## start

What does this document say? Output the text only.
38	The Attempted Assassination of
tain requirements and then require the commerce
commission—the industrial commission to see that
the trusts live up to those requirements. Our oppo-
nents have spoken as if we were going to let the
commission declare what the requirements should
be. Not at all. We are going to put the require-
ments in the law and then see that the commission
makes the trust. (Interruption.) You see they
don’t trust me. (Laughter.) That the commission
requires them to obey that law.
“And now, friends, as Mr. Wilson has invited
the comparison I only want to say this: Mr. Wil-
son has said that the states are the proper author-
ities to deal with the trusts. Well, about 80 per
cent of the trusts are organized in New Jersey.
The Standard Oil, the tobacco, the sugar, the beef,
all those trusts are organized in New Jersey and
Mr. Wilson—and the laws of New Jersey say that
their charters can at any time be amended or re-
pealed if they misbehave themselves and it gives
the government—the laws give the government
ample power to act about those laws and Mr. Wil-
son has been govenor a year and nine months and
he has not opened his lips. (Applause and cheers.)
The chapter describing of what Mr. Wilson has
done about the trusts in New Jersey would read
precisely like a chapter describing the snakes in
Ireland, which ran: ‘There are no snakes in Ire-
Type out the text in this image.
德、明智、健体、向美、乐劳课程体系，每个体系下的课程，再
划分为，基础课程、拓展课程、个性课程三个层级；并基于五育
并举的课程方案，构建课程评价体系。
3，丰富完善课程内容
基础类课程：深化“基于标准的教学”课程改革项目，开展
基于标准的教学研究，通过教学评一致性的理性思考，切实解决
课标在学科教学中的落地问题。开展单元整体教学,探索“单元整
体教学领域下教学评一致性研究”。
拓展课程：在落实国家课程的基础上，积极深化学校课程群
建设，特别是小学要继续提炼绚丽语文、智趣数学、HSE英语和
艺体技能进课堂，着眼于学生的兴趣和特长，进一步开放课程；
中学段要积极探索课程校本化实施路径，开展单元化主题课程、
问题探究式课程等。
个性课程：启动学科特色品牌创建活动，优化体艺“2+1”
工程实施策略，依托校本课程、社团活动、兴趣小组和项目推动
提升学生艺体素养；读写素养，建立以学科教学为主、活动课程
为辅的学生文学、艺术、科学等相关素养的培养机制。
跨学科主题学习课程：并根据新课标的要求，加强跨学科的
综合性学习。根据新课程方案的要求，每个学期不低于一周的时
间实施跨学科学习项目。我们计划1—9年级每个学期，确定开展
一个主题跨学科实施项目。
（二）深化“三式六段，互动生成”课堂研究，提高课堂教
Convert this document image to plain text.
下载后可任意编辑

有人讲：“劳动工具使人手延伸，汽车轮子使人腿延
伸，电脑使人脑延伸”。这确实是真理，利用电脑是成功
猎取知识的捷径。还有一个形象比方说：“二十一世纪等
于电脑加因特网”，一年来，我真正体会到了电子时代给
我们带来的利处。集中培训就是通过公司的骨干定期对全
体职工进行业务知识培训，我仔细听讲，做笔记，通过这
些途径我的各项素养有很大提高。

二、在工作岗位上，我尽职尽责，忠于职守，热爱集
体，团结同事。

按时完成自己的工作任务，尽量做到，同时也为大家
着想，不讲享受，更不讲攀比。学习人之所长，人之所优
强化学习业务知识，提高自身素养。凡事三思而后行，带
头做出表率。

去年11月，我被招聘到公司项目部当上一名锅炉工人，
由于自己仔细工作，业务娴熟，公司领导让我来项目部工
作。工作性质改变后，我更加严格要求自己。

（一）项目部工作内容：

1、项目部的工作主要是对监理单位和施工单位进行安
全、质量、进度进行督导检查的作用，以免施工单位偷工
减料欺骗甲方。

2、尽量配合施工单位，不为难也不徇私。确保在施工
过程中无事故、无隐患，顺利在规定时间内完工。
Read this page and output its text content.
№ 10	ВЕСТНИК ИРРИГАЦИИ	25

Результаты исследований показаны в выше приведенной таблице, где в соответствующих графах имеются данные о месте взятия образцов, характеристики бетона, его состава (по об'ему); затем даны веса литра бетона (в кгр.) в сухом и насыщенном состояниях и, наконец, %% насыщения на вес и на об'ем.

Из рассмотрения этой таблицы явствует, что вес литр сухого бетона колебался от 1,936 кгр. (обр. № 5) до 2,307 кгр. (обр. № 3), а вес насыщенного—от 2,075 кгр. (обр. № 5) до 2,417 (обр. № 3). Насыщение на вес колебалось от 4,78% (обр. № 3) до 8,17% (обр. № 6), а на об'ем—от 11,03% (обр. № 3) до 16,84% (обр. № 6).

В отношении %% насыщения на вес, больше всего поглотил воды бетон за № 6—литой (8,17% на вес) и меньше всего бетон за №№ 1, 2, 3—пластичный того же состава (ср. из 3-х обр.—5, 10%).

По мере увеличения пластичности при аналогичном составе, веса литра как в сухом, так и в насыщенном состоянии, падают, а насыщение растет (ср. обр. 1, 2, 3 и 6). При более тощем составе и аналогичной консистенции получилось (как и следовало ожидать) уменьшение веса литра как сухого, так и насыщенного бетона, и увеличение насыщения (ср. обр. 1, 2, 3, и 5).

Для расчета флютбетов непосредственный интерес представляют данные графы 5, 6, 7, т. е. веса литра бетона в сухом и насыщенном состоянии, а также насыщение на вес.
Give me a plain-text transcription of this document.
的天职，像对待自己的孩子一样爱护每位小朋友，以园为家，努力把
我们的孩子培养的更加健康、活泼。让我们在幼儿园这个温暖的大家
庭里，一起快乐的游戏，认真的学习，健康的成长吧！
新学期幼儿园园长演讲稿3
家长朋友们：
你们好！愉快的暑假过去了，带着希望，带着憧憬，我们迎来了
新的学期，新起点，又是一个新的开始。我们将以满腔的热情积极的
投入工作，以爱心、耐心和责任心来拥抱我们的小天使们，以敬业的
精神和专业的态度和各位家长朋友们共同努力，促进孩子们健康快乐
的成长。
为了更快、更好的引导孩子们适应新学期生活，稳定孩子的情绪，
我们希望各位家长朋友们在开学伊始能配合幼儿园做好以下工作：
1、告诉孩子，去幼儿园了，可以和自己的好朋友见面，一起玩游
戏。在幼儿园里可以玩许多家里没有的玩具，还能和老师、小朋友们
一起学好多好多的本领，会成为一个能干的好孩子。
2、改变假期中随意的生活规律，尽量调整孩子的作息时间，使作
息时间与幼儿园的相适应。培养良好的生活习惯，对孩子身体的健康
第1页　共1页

## end

> Your goal:
Return only the number of lines in the preceding records that contain the string "text".

> Exercise response:
5